Information provided =>
[start]

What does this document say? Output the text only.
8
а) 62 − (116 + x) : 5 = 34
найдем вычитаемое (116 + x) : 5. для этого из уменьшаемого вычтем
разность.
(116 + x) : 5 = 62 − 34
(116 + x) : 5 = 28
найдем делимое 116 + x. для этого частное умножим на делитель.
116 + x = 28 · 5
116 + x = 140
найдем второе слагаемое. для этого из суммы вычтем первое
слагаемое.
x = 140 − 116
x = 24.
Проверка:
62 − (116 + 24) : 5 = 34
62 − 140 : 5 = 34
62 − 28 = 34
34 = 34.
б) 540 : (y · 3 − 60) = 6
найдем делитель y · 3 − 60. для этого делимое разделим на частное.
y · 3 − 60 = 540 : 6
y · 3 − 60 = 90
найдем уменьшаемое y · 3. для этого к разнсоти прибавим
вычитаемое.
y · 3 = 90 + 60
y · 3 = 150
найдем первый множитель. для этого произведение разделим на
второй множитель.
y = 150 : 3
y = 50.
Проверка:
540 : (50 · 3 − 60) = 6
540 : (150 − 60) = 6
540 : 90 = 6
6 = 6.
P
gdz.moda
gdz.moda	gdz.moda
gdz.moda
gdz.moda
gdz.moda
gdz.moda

[end]

What needs to be done => Extract all the entries word for word.

The completed task =>
What does this document say? Output the text only.
8
а) 62 − (116 + x) : 5 = 34
найдем вычитаемое (116 + x) : 5. для этого из уменьшаемого вычтем
разность.
(116 + x) : 5 = 62 − 34
(116 + x) : 5 = 28
найдем делимое 116 + x. для этого частное умножим на делитель.
116 + x = 28 · 5
116 + x = 140
найдем второе слагаемое. для этого из суммы вычтем первое
слагаемое.
x = 140 − 116
x = 24.
Проверка:
62 − (116 + 24) : 5 = 34
62 − 140 : 5 = 34
62 − 28 = 34
34 = 34.
б) 540 : (y · 3 − 60) = 6
найдем делитель y · 3 − 60. для этого делимое разделим на частное.
y · 3 − 60 = 540 : 6
y · 3 − 60 = 90
найдем уменьшаемое y · 3. для этого к разнсоти прибавим
вычитаемое.
y · 3 = 90 + 60
y · 3 = 150
найдем первый множитель. для этого произведение разделим на
второй множитель.
y = 150 : 3
y = 50.
Проверка:
540 : (50 · 3 − 60) = 6
540 : (150 − 60) = 6
540 : 90 = 6
6 = 6.
P
gdz.moda
gdz.moda	gdz.moda
gdz.moda
gdz.moda
gdz.moda
gdz.moda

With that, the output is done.